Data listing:
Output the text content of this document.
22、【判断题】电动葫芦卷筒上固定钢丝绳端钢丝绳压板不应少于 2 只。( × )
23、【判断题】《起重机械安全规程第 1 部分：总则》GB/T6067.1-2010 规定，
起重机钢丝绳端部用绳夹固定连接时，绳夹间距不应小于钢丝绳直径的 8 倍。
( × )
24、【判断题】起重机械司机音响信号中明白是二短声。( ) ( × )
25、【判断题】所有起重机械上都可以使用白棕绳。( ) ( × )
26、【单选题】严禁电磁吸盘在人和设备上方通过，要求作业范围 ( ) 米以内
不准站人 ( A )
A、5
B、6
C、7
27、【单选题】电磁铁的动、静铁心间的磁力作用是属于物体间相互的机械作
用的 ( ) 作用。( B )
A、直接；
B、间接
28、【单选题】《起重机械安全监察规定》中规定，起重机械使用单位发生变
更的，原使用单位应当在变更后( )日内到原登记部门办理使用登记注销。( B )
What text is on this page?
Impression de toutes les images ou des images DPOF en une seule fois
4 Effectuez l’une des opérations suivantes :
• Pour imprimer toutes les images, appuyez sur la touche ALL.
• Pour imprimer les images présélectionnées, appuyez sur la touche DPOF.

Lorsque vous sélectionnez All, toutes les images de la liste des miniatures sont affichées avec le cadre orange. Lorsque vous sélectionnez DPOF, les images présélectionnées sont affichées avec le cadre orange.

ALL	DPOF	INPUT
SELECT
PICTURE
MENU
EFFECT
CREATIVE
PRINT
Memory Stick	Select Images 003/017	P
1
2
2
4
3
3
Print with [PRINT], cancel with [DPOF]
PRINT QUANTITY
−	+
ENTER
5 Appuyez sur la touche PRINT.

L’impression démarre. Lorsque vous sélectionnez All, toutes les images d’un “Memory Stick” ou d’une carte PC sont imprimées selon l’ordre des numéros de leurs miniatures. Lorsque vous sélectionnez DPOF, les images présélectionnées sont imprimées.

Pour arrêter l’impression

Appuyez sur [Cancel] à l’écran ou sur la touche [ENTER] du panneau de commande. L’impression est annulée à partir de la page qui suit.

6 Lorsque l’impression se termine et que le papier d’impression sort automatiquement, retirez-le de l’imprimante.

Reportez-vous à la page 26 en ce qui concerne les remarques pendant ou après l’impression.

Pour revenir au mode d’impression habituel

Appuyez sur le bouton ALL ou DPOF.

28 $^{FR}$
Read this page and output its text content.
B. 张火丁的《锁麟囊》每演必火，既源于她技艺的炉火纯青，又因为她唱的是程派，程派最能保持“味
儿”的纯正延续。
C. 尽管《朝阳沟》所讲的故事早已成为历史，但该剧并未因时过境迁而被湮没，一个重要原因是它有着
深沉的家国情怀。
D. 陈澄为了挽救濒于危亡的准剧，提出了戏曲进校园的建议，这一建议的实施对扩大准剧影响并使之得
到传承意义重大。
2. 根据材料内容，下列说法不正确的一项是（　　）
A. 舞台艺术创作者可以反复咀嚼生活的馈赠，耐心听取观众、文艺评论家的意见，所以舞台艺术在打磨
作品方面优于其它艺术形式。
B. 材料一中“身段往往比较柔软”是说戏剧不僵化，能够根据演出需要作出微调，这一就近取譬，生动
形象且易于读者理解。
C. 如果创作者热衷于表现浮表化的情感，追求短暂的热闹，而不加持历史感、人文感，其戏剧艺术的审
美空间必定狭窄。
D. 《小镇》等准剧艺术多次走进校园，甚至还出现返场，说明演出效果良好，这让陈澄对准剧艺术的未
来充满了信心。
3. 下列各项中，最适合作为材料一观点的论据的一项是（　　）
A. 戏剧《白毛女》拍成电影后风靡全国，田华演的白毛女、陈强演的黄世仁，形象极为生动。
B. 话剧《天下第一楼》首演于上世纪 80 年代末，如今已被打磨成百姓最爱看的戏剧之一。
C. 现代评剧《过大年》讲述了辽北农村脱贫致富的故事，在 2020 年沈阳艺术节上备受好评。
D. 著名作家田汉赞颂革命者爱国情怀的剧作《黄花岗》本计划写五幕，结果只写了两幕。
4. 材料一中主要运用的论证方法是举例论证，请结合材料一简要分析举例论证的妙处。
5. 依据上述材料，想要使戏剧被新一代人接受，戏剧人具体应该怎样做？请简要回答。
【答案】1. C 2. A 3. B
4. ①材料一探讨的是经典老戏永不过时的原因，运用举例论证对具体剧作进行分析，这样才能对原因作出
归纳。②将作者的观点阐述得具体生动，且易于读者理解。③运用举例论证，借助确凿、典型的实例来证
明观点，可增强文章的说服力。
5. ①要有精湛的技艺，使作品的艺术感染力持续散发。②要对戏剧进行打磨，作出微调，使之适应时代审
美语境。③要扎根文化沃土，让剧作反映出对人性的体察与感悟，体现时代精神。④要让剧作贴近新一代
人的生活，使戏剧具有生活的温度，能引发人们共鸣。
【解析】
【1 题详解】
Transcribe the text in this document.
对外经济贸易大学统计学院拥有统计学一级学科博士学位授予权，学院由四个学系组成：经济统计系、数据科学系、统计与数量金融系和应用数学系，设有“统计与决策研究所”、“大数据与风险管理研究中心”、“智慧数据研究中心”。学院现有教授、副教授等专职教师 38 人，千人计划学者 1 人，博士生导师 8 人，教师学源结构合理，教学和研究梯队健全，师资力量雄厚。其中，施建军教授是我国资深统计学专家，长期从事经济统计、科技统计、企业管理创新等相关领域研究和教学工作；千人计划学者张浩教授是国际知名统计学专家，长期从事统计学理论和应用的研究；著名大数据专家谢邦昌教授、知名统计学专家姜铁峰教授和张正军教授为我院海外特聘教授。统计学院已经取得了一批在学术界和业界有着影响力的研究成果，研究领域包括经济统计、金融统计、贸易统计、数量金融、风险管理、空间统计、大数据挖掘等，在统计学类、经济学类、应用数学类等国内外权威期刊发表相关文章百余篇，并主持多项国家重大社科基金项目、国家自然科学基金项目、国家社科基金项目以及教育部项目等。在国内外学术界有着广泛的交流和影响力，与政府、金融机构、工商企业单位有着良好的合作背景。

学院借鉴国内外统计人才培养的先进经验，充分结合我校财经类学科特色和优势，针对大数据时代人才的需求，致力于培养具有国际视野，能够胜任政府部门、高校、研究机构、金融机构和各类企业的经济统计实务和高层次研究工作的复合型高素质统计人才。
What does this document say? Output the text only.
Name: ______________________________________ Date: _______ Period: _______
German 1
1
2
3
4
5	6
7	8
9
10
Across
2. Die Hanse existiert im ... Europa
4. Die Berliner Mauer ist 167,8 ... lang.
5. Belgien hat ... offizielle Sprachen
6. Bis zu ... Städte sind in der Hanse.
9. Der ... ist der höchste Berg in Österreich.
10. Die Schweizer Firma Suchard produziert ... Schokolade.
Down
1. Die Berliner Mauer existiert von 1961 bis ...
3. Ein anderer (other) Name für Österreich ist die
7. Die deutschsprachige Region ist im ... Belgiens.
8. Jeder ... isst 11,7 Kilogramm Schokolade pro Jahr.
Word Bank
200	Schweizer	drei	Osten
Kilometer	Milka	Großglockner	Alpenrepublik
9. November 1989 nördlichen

* Description of the task
Give every line of the material again, exactly as it reads.

* Finished answer
Output the text content of this document.
22、【判断题】电动葫芦卷筒上固定钢丝绳端钢丝绳压板不应少于 2 只。( × )
23、【判断题】《起重机械安全规程第 1 部分：总则》GB/T6067.1-2010 规定，
起重机钢丝绳端部用绳夹固定连接时，绳夹间距不应小于钢丝绳直径的 8 倍。
( × )
24、【判断题】起重机械司机音响信号中明白是二短声。( ) ( × )
25、【判断题】所有起重机械上都可以使用白棕绳。( ) ( × )
26、【单选题】严禁电磁吸盘在人和设备上方通过，要求作业范围 ( ) 米以内
不准站人 ( A )
A、5
B、6
C、7
27、【单选题】电磁铁的动、静铁心间的磁力作用是属于物体间相互的机械作
用的 ( ) 作用。( B )
A、直接；
B、间接
28、【单选题】《起重机械安全监察规定》中规定，起重机械使用单位发生变
更的，原使用单位应当在变更后( )日内到原登记部门办理使用登记注销。( B )
What text is on this page?
Impression de toutes les images ou des images DPOF en une seule fois
4 Effectuez l’une des opérations suivantes :
• Pour imprimer toutes les images, appuyez sur la touche ALL.
• Pour imprimer les images présélectionnées, appuyez sur la touche DPOF.

Lorsque vous sélectionnez All, toutes les images de la liste des miniatures sont affichées avec le cadre orange. Lorsque vous sélectionnez DPOF, les images présélectionnées sont affichées avec le cadre orange.

ALL	DPOF	INPUT
SELECT
PICTURE
MENU
EFFECT
CREATIVE
PRINT
Memory Stick	Select Images 003/017	P
1
2
2
4
3
3
Print with [PRINT], cancel with [DPOF]
PRINT QUANTITY
−	+
ENTER
5 Appuyez sur la touche PRINT.

L’impression démarre. Lorsque vous sélectionnez All, toutes les images d’un “Memory Stick” ou d’une carte PC sont imprimées selon l’ordre des numéros de leurs miniatures. Lorsque vous sélectionnez DPOF, les images présélectionnées sont imprimées.

Pour arrêter l’impression

Appuyez sur [Cancel] à l’écran ou sur la touche [ENTER] du panneau de commande. L’impression est annulée à partir de la page qui suit.

6 Lorsque l’impression se termine et que le papier d’impression sort automatiquement, retirez-le de l’imprimante.

Reportez-vous à la page 26 en ce qui concerne les remarques pendant ou après l’impression.

Pour revenir au mode d’impression habituel

Appuyez sur le bouton ALL ou DPOF.

28 $^{FR}$
Read this page and output its text content.
B. 张火丁的《锁麟囊》每演必火，既源于她技艺的炉火纯青，又因为她唱的是程派，程派最能保持“味
儿”的纯正延续。
C. 尽管《朝阳沟》所讲的故事早已成为历史，但该剧并未因时过境迁而被湮没，一个重要原因是它有着
深沉的家国情怀。
D. 陈澄为了挽救濒于危亡的准剧，提出了戏曲进校园的建议，这一建议的实施对扩大准剧影响并使之得
到传承意义重大。
2. 根据材料内容，下列说法不正确的一项是（　　）
A. 舞台艺术创作者可以反复咀嚼生活的馈赠，耐心听取观众、文艺评论家的意见，所以舞台艺术在打磨
作品方面优于其它艺术形式。
B. 材料一中“身段往往比较柔软”是说戏剧不僵化，能够根据演出需要作出微调，这一就近取譬，生动
形象且易于读者理解。
C. 如果创作者热衷于表现浮表化的情感，追求短暂的热闹，而不加持历史感、人文感，其戏剧艺术的审
美空间必定狭窄。
D. 《小镇》等准剧艺术多次走进校园，甚至还出现返场，说明演出效果良好，这让陈澄对准剧艺术的未
来充满了信心。
3. 下列各项中，最适合作为材料一观点的论据的一项是（　　）
A. 戏剧《白毛女》拍成电影后风靡全国，田华演的白毛女、陈强演的黄世仁，形象极为生动。
B. 话剧《天下第一楼》首演于上世纪 80 年代末，如今已被打磨成百姓最爱看的戏剧之一。
C. 现代评剧《过大年》讲述了辽北农村脱贫致富的故事，在 2020 年沈阳艺术节上备受好评。
D. 著名作家田汉赞颂革命者爱国情怀的剧作《黄花岗》本计划写五幕，结果只写了两幕。
4. 材料一中主要运用的论证方法是举例论证，请结合材料一简要分析举例论证的妙处。
5. 依据上述材料，想要使戏剧被新一代人接受，戏剧人具体应该怎样做？请简要回答。
【答案】1. C 2. A 3. B
4. ①材料一探讨的是经典老戏永不过时的原因，运用举例论证对具体剧作进行分析，这样才能对原因作出
归纳。②将作者的观点阐述得具体生动，且易于读者理解。③运用举例论证，借助确凿、典型的实例来证
明观点，可增强文章的说服力。
5. ①要有精湛的技艺，使作品的艺术感染力持续散发。②要对戏剧进行打磨，作出微调，使之适应时代审
美语境。③要扎根文化沃土，让剧作反映出对人性的体察与感悟，体现时代精神。④要让剧作贴近新一代
人的生活，使戏剧具有生活的温度，能引发人们共鸣。
【解析】
【1 题详解】
Transcribe the text in this document.
对外经济贸易大学统计学院拥有统计学一级学科博士学位授予权，学院由四个学系组成：经济统计系、数据科学系、统计与数量金融系和应用数学系，设有“统计与决策研究所”、“大数据与风险管理研究中心”、“智慧数据研究中心”。学院现有教授、副教授等专职教师 38 人，千人计划学者 1 人，博士生导师 8 人，教师学源结构合理，教学和研究梯队健全，师资力量雄厚。其中，施建军教授是我国资深统计学专家，长期从事经济统计、科技统计、企业管理创新等相关领域研究和教学工作；千人计划学者张浩教授是国际知名统计学专家，长期从事统计学理论和应用的研究；著名大数据专家谢邦昌教授、知名统计学专家姜铁峰教授和张正军教授为我院海外特聘教授。统计学院已经取得了一批在学术界和业界有着影响力的研究成果，研究领域包括经济统计、金融统计、贸易统计、数量金融、风险管理、空间统计、大数据挖掘等，在统计学类、经济学类、应用数学类等国内外权威期刊发表相关文章百余篇，并主持多项国家重大社科基金项目、国家自然科学基金项目、国家社科基金项目以及教育部项目等。在国内外学术界有着广泛的交流和影响力，与政府、金融机构、工商企业单位有着良好的合作背景。

学院借鉴国内外统计人才培养的先进经验，充分结合我校财经类学科特色和优势，针对大数据时代人才的需求，致力于培养具有国际视野，能够胜任政府部门、高校、研究机构、金融机构和各类企业的经济统计实务和高层次研究工作的复合型高素质统计人才。
What does this document say? Output the text only.
Name: ______________________________________ Date: _______ Period: _______
German 1
1
2
3
4
5	6
7	8
9
10
Across
2. Die Hanse existiert im ... Europa
4. Die Berliner Mauer ist 167,8 ... lang.
5. Belgien hat ... offizielle Sprachen
6. Bis zu ... Städte sind in der Hanse.
9. Der ... ist der höchste Berg in Österreich.
10. Die Schweizer Firma Suchard produziert ... Schokolade.
Down
1. Die Berliner Mauer existiert von 1961 bis ...
3. Ein anderer (other) Name für Österreich ist die
7. Die deutschsprachige Region ist im ... Belgiens.
8. Jeder ... isst 11,7 Kilogramm Schokolade pro Jahr.
Word Bank
200	Schweizer	drei	Osten
Kilometer	Milka	Großglockner	Alpenrepublik
9. November 1989 nördlichen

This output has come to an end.